-- MATERIAL FOR THE TASK start --

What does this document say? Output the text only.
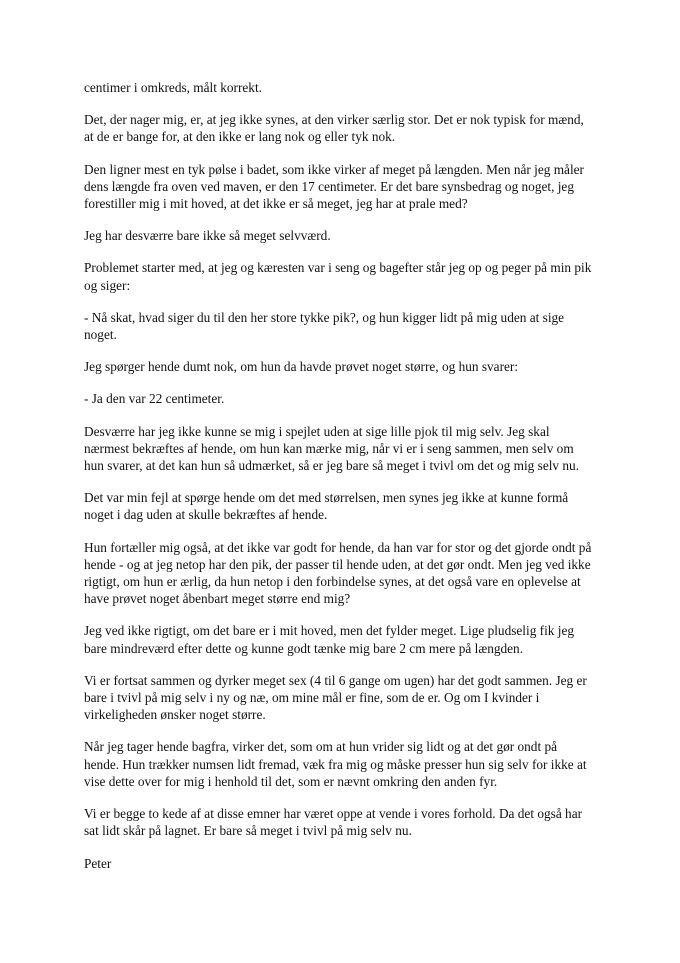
centimer i omkreds, målt korrekt.

Det, der nager mig, er, at jeg ikke synes, at den virker særlig stor. Det er nok typisk for mænd,
at de er bange for, at den ikke er lang nok og eller tyk nok.

Den ligner mest en tyk pølse i badet, som ikke virker af meget på længden. Men når jeg måler
dens længde fra oven ved maven, er den 17 centimeter. Er det bare synsbedrag og noget, jeg
forestiller mig i mit hoved, at det ikke er så meget, jeg har at prale med?

Jeg har desværre bare ikke så meget selvværd.

Problemet starter med, at jeg og kæresten var i seng og bagefter står jeg op og peger på min pik
og siger:

- Nå skat, hvad siger du til den her store tykke pik?, og hun kigger lidt på mig uden at sige
noget.

Jeg spørger hende dumt nok, om hun da havde prøvet noget større, og hun svarer:

- Ja den var 22 centimeter.

Desværre har jeg ikke kunne se mig i spejlet uden at sige lille pjok til mig selv. Jeg skal
nærmest bekræftes af hende, om hun kan mærke mig, når vi er i seng sammen, men selv om
hun svarer, at det kan hun så udmærket, så er jeg bare så meget i tvivl om det og mig selv nu.

Det var min fejl at spørge hende om det med størrelsen, men synes jeg ikke at kunne formå
noget i dag uden at skulle bekræftes af hende.

Hun fortæller mig også, at det ikke var godt for hende, da han var for stor og det gjorde ondt på
hende - og at jeg netop har den pik, der passer til hende uden, at det gør ondt. Men jeg ved ikke
rigtigt, om hun er ærlig, da hun netop i den forbindelse synes, at det også vare en oplevelse at
have prøvet noget åbenbart meget større end mig?

Jeg ved ikke rigtigt, om det bare er i mit hoved, men det fylder meget. Lige pludselig fik jeg
bare mindreværd efter dette og kunne godt tænke mig bare 2 cm mere på længden.

Vi er fortsat sammen og dyrker meget sex (4 til 6 gange om ugen) har det godt sammen. Jeg er
bare i tvivl på mig selv i ny og næ, om mine mål er fine, som de er. Og om I kvinder i
virkeligheden ønsker noget større.

Når jeg tager hende bagfra, virker det, som om at hun vrider sig lidt og at det gør ondt på
hende. Hun trækker numsen lidt fremad, væk fra mig og måske presser hun sig selv for ikke at
vise dette over for mig i henhold til det, som er nævnt omkring den anden fyr.

Vi er begge to kede af at disse emner har været oppe at vende i vores forhold. Da det også har
sat lidt skår på lagnet. Er bare så meget i tvivl på mig selv nu.

Peter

-- MATERIAL FOR THE TASK end --

TO BE DONE ▸ Every entry must be written out exactly, with all pictures left out.

RESULT OF THE TASK ▸
What does this document say? Output the text only.
centimer i omkreds, målt korrekt.

Det, der nager mig, er, at jeg ikke synes, at den virker særlig stor. Det er nok typisk for mænd,
at de er bange for, at den ikke er lang nok og eller tyk nok.

Den ligner mest en tyk pølse i badet, som ikke virker af meget på længden. Men når jeg måler
dens længde fra oven ved maven, er den 17 centimeter. Er det bare synsbedrag og noget, jeg
forestiller mig i mit hoved, at det ikke er så meget, jeg har at prale med?

Jeg har desværre bare ikke så meget selvværd.

Problemet starter med, at jeg og kæresten var i seng og bagefter står jeg op og peger på min pik
og siger:

- Nå skat, hvad siger du til den her store tykke pik?, og hun kigger lidt på mig uden at sige
noget.

Jeg spørger hende dumt nok, om hun da havde prøvet noget større, og hun svarer:

- Ja den var 22 centimeter.

Desværre har jeg ikke kunne se mig i spejlet uden at sige lille pjok til mig selv. Jeg skal
nærmest bekræftes af hende, om hun kan mærke mig, når vi er i seng sammen, men selv om
hun svarer, at det kan hun så udmærket, så er jeg bare så meget i tvivl om det og mig selv nu.

Det var min fejl at spørge hende om det med størrelsen, men synes jeg ikke at kunne formå
noget i dag uden at skulle bekræftes af hende.

Hun fortæller mig også, at det ikke var godt for hende, da han var for stor og det gjorde ondt på
hende - og at jeg netop har den pik, der passer til hende uden, at det gør ondt. Men jeg ved ikke
rigtigt, om hun er ærlig, da hun netop i den forbindelse synes, at det også vare en oplevelse at
have prøvet noget åbenbart meget større end mig?

Jeg ved ikke rigtigt, om det bare er i mit hoved, men det fylder meget. Lige pludselig fik jeg
bare mindreværd efter dette og kunne godt tænke mig bare 2 cm mere på længden.

Vi er fortsat sammen og dyrker meget sex (4 til 6 gange om ugen) har det godt sammen. Jeg er
bare i tvivl på mig selv i ny og næ, om mine mål er fine, som de er. Og om I kvinder i
virkeligheden ønsker noget større.

Når jeg tager hende bagfra, virker det, som om at hun vrider sig lidt og at det gør ondt på
hende. Hun trækker numsen lidt fremad, væk fra mig og måske presser hun sig selv for ikke at
vise dette over for mig i henhold til det, som er nævnt omkring den anden fyr.

Vi er begge to kede af at disse emner har været oppe at vende i vores forhold. Da det også har
sat lidt skår på lagnet. Er bare så meget i tvivl på mig selv nu.

Peter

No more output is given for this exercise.